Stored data
* BEGIN *
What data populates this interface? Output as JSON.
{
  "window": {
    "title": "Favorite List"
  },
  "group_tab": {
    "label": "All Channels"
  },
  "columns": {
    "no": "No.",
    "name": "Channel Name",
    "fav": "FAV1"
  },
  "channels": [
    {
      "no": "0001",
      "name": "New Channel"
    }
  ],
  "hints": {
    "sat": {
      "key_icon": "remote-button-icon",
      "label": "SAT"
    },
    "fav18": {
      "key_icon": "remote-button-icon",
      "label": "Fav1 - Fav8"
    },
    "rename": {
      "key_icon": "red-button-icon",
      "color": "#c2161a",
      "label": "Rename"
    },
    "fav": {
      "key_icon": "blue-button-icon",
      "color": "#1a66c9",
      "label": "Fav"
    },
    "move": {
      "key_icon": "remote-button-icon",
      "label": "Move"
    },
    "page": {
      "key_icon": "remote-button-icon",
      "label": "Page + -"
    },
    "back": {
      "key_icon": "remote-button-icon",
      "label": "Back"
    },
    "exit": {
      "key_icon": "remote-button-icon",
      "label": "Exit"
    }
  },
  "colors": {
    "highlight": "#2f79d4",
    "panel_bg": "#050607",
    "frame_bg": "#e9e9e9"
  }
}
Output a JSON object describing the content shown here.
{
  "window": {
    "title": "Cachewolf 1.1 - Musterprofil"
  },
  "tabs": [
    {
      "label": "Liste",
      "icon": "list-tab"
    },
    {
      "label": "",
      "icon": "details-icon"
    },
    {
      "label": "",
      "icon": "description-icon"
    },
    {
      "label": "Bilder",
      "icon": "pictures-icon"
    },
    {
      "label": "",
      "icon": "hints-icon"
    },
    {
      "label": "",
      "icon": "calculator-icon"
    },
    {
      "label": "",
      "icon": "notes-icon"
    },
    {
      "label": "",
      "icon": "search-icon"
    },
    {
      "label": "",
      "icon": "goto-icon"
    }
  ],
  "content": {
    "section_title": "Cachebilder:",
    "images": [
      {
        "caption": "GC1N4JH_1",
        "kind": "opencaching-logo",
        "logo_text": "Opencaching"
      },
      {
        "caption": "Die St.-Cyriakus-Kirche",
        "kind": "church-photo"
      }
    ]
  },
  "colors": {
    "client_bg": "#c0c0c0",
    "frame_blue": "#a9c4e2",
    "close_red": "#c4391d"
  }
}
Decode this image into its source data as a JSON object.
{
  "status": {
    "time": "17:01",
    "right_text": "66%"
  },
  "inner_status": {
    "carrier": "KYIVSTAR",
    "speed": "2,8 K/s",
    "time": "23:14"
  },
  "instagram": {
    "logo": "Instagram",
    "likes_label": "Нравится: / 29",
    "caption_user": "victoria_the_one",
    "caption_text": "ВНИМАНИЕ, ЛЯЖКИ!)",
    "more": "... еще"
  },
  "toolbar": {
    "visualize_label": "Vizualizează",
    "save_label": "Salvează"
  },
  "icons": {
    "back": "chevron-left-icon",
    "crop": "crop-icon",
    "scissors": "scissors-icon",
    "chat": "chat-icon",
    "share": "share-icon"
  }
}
* END *
- [TASK DESCRIPTION]: Retype every entry word for word.

- [OUTPUT OF THE TASK]:
What data populates this interface? Output as JSON.
{
  "window": {
    "title": "Favorite List"
  },
  "group_tab": {
    "label": "All Channels"
  },
  "columns": {
    "no": "No.",
    "name": "Channel Name",
    "fav": "FAV1"
  },
  "channels": [
    {
      "no": "0001",
      "name": "New Channel"
    }
  ],
  "hints": {
    "sat": {
      "key_icon": "remote-button-icon",
      "label": "SAT"
    },
    "fav18": {
      "key_icon": "remote-button-icon",
      "label": "Fav1 - Fav8"
    },
    "rename": {
      "key_icon": "red-button-icon",
      "color": "#c2161a",
      "label": "Rename"
    },
    "fav": {
      "key_icon": "blue-button-icon",
      "color": "#1a66c9",
      "label": "Fav"
    },
    "move": {
      "key_icon": "remote-button-icon",
      "label": "Move"
    },
    "page": {
      "key_icon": "remote-button-icon",
      "label": "Page + -"
    },
    "back": {
      "key_icon": "remote-button-icon",
      "label": "Back"
    },
    "exit": {
      "key_icon": "remote-button-icon",
      "label": "Exit"
    }
  },
  "colors": {
    "highlight": "#2f79d4",
    "panel_bg": "#050607",
    "frame_bg": "#e9e9e9"
  }
}
Output a JSON object describing the content shown here.
{
  "window": {
    "title": "Cachewolf 1.1 - Musterprofil"
  },
  "tabs": [
    {
      "label": "Liste",
      "icon": "list-tab"
    },
    {
      "label": "",
      "icon": "details-icon"
    },
    {
      "label": "",
      "icon": "description-icon"
    },
    {
      "label": "Bilder",
      "icon": "pictures-icon"
    },
    {
      "label": "",
      "icon": "hints-icon"
    },
    {
      "label": "",
      "icon": "calculator-icon"
    },
    {
      "label": "",
      "icon": "notes-icon"
    },
    {
      "label": "",
      "icon": "search-icon"
    },
    {
      "label": "",
      "icon": "goto-icon"
    }
  ],
  "content": {
    "section_title": "Cachebilder:",
    "images": [
      {
        "caption": "GC1N4JH_1",
        "kind": "opencaching-logo",
        "logo_text": "Opencaching"
      },
      {
        "caption": "Die St.-Cyriakus-Kirche",
        "kind": "church-photo"
      }
    ]
  },
  "colors": {
    "client_bg": "#c0c0c0",
    "frame_blue": "#a9c4e2",
    "close_red": "#c4391d"
  }
}
Decode this image into its source data as a JSON object.
{
  "status": {
    "time": "17:01",
    "right_text": "66%"
  },
  "inner_status": {
    "carrier": "KYIVSTAR",
    "speed": "2,8 K/s",
    "time": "23:14"
  },
  "instagram": {
    "logo": "Instagram",
    "likes_label": "Нравится: / 29",
    "caption_user": "victoria_the_one",
    "caption_text": "ВНИМАНИЕ, ЛЯЖКИ!)",
    "more": "... еще"
  },
  "toolbar": {
    "visualize_label": "Vizualizează",
    "save_label": "Salvează"
  },
  "icons": {
    "back": "chevron-left-icon",
    "crop": "crop-icon",
    "scissors": "scissors-icon",
    "chat": "chat-icon",
    "share": "share-icon"
  }
}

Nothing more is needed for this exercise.